*Dataset rows*.
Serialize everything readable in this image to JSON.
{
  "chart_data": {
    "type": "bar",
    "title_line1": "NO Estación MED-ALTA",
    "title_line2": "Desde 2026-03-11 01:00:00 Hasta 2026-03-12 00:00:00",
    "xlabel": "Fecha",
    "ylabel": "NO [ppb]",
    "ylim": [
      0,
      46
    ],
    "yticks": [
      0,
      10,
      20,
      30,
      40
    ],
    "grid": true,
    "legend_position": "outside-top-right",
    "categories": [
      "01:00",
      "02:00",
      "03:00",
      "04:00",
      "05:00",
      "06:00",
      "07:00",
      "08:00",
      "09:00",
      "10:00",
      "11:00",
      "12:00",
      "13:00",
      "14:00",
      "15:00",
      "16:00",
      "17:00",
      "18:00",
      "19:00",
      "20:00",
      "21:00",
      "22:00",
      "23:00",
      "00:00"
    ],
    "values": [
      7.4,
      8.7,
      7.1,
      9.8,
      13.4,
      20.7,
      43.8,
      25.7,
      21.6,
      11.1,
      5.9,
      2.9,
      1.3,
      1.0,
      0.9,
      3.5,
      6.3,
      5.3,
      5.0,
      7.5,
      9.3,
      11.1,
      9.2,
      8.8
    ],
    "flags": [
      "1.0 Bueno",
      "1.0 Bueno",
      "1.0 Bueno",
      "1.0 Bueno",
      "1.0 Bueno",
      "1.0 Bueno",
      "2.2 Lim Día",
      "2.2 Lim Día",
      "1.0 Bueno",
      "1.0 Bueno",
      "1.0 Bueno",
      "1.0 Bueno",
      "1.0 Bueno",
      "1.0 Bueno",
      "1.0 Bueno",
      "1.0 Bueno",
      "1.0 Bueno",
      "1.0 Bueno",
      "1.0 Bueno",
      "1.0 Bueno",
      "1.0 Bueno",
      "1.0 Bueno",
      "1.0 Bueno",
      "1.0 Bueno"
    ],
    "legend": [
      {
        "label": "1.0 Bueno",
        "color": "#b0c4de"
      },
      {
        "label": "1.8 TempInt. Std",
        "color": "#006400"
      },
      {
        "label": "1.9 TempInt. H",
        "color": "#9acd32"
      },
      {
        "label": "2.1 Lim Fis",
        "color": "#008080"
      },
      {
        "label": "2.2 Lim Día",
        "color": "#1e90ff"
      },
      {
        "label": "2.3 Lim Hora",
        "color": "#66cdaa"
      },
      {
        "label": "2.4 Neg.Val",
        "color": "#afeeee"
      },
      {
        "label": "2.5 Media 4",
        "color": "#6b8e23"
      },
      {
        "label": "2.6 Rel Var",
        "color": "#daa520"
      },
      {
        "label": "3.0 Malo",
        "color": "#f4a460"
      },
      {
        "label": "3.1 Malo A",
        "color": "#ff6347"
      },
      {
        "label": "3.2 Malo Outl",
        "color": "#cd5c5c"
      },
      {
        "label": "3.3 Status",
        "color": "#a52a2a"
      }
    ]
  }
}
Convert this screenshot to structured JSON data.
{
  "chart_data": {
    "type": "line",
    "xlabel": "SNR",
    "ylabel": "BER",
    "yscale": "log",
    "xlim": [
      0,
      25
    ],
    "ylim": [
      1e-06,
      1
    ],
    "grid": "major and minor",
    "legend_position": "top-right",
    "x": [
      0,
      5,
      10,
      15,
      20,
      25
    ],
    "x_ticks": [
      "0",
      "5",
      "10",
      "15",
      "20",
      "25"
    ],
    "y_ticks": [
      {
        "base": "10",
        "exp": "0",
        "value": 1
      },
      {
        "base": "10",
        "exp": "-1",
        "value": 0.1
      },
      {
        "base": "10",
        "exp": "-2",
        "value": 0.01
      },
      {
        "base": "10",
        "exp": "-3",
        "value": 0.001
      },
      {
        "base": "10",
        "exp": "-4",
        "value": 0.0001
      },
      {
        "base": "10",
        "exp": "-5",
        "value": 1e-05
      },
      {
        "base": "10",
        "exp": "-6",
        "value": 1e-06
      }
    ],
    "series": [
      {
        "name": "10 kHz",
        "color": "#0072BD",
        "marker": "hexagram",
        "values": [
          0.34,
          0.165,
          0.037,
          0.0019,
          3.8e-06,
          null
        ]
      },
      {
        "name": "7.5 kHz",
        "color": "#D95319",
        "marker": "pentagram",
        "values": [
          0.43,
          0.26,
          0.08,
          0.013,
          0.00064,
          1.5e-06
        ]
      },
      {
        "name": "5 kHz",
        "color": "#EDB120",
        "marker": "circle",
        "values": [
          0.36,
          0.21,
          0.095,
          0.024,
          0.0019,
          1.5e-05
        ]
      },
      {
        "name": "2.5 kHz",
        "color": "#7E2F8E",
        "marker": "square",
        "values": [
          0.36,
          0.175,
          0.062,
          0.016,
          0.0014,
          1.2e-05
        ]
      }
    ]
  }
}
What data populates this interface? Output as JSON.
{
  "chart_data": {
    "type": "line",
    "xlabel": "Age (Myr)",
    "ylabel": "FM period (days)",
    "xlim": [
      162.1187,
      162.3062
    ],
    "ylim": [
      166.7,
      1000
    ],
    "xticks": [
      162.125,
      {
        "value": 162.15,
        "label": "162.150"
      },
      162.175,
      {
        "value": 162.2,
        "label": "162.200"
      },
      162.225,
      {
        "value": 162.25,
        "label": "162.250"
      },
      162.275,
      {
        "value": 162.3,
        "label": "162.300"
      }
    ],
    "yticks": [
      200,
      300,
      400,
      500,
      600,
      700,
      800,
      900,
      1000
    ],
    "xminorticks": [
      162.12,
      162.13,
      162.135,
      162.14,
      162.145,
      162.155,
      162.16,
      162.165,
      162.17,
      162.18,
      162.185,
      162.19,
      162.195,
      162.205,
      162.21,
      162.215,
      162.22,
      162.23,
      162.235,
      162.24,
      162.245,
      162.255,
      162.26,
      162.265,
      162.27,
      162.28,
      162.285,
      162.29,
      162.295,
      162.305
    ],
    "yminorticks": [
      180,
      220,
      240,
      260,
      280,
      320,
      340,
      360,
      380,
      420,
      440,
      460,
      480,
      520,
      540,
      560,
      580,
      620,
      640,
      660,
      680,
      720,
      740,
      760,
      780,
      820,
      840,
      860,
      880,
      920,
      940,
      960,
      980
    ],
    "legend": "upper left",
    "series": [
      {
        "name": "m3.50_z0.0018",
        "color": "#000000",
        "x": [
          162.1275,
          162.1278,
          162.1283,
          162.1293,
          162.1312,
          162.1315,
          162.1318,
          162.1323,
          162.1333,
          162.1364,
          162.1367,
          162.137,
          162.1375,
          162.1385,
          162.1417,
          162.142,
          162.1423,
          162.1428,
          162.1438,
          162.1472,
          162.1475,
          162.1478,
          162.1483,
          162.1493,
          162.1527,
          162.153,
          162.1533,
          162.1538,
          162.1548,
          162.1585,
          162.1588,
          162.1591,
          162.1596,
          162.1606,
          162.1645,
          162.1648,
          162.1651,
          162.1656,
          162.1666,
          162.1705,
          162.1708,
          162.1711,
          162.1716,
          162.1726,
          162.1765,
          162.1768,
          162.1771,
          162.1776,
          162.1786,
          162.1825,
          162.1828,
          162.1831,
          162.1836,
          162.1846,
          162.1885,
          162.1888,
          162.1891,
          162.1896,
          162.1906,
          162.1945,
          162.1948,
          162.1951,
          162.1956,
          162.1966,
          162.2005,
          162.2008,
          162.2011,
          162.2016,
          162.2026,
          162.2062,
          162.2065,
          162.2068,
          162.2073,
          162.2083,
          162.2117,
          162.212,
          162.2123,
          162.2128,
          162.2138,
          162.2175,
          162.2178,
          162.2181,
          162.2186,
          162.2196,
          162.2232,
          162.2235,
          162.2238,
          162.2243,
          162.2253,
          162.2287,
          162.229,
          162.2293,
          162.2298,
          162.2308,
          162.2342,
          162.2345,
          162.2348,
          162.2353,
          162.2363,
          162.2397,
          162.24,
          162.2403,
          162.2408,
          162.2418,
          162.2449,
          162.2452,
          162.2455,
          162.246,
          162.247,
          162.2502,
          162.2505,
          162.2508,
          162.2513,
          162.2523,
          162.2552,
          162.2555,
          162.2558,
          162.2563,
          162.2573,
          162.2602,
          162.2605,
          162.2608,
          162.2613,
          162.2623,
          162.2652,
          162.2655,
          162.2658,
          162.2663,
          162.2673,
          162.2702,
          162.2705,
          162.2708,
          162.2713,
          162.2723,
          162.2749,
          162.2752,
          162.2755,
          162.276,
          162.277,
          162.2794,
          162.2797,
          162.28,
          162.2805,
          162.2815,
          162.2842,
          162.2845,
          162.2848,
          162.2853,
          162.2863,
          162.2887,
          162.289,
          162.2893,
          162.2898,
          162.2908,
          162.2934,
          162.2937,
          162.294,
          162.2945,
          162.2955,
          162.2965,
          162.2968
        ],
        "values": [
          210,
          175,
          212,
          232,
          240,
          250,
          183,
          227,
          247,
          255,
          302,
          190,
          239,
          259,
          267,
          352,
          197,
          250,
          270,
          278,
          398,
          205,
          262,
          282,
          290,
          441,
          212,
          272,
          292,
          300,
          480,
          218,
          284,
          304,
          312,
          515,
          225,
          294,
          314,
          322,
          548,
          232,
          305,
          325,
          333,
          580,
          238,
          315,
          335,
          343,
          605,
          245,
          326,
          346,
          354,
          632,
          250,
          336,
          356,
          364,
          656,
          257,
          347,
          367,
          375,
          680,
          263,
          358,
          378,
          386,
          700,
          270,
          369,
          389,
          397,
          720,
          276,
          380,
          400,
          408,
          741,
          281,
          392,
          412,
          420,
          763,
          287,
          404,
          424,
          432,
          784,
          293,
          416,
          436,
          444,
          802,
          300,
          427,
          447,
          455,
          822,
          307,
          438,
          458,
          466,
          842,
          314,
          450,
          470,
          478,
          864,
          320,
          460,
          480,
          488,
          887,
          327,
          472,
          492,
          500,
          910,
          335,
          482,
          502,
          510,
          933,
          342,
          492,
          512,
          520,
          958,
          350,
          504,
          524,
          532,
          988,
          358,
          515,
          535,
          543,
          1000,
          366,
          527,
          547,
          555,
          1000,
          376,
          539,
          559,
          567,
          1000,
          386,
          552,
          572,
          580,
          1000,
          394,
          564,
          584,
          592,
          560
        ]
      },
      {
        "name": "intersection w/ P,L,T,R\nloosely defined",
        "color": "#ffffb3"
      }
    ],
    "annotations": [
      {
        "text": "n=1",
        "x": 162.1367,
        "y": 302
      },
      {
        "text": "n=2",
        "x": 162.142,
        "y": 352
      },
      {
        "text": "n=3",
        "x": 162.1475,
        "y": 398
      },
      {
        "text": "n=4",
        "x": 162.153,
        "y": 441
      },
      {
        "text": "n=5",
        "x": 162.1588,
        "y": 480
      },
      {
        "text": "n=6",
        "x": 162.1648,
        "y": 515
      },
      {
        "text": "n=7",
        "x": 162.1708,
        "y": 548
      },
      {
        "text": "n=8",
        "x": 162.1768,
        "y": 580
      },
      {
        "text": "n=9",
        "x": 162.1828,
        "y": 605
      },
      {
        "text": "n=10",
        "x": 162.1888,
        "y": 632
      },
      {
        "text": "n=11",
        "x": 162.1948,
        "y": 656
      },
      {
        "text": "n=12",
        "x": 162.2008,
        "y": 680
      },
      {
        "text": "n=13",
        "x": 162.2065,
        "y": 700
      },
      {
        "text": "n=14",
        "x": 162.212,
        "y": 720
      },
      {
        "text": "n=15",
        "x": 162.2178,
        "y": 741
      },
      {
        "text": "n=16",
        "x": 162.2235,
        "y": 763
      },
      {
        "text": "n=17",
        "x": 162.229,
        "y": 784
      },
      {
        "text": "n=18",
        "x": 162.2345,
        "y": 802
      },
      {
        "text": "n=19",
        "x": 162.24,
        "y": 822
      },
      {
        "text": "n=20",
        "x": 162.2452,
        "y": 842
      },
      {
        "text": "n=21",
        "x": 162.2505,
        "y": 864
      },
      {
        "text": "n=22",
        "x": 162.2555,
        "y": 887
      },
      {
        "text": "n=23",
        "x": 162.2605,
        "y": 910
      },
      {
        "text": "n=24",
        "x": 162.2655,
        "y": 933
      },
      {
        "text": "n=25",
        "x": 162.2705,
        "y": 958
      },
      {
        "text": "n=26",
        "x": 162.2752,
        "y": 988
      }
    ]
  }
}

*Instructions for the task*. Copy out all lines that carry the word "ylabel".

*Response*.
    "ylabel": "NO [ppb]",
    "ylabel": "BER",
    "ylabel": "FM period (days)",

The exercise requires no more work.